Stored records:
----------------------------------------
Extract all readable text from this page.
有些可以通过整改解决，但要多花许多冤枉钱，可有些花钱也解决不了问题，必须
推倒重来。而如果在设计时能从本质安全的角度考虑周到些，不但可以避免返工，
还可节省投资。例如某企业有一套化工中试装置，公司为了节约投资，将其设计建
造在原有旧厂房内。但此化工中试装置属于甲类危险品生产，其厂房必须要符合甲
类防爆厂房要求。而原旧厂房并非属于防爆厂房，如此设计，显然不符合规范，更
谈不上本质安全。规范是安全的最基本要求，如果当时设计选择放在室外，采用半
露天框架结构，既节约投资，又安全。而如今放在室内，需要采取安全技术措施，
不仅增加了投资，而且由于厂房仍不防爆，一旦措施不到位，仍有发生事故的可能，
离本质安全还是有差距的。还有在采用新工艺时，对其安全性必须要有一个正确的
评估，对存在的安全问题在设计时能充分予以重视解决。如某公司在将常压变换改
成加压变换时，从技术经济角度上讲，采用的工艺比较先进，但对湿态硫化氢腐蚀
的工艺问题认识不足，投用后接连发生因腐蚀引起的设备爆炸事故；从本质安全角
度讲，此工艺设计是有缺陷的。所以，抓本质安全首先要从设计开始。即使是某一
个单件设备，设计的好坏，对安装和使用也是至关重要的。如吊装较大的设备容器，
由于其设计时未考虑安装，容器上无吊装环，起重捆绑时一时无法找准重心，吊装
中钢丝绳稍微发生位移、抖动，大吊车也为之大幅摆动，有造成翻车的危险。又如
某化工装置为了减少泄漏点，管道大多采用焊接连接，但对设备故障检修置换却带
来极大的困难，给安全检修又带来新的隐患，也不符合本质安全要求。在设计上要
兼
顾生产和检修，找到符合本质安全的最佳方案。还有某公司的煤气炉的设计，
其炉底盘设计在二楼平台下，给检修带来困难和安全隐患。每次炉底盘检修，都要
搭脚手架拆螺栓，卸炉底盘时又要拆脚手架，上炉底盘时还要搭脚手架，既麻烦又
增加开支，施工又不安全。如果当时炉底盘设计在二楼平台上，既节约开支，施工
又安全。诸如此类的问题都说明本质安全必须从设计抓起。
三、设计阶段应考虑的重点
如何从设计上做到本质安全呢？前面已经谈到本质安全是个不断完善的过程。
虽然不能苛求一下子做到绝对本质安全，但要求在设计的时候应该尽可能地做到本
----------------------------------------
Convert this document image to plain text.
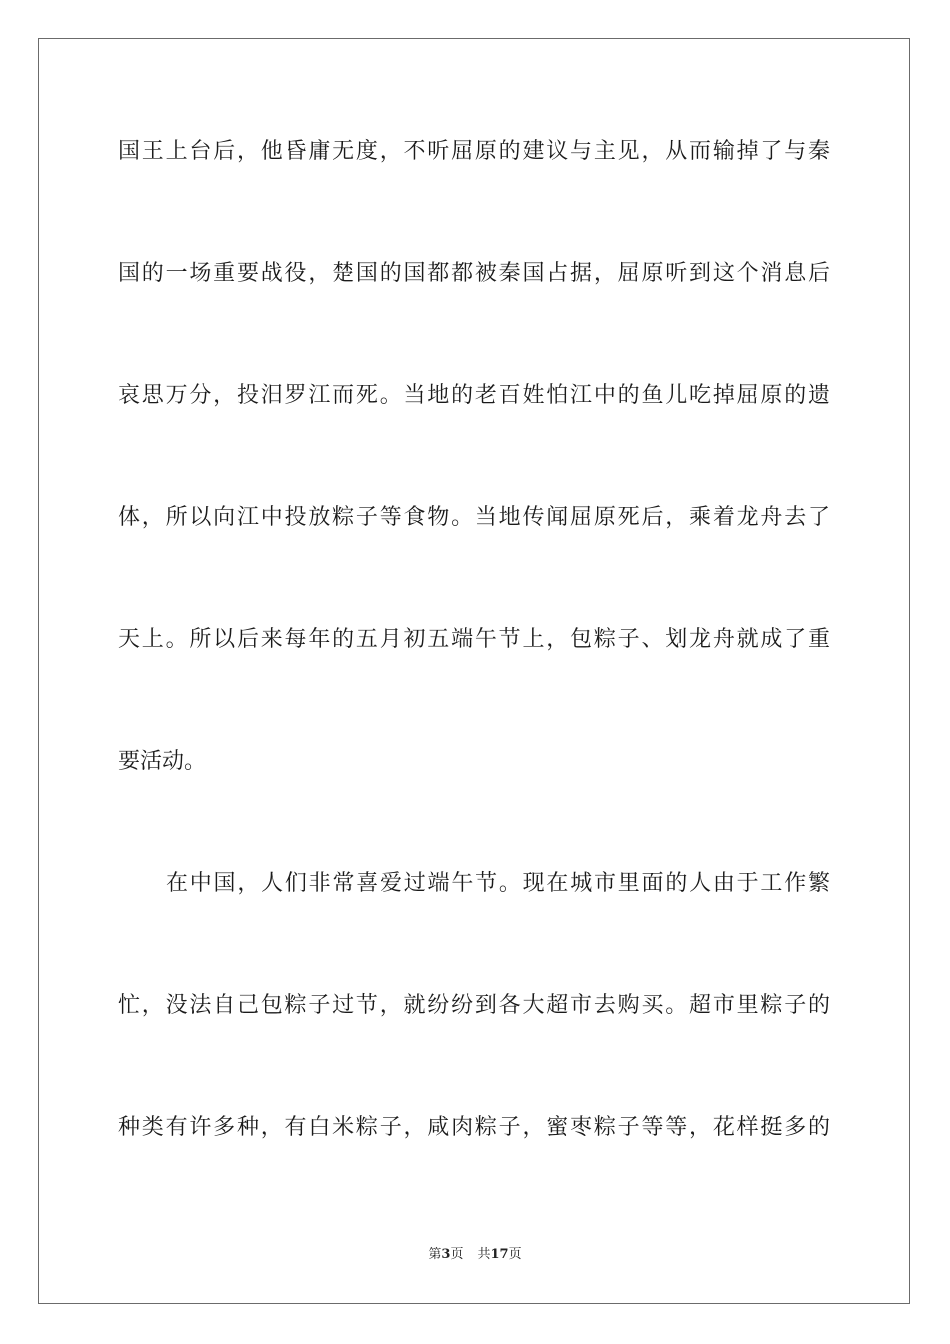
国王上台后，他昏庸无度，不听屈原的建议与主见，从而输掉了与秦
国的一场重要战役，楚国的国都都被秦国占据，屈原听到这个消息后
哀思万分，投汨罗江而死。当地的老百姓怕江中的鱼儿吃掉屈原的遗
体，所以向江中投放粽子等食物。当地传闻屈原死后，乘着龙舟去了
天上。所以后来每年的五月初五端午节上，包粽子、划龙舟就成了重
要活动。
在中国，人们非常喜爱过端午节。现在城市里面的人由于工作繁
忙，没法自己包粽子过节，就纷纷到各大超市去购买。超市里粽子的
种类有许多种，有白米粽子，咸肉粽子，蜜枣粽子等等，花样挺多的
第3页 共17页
----------------------------------------
■ **The task**
Pull out every line in the material above where "this" occurs.

■ **The answer**
Extract all readable text from this page.
Convert this document image to plain text.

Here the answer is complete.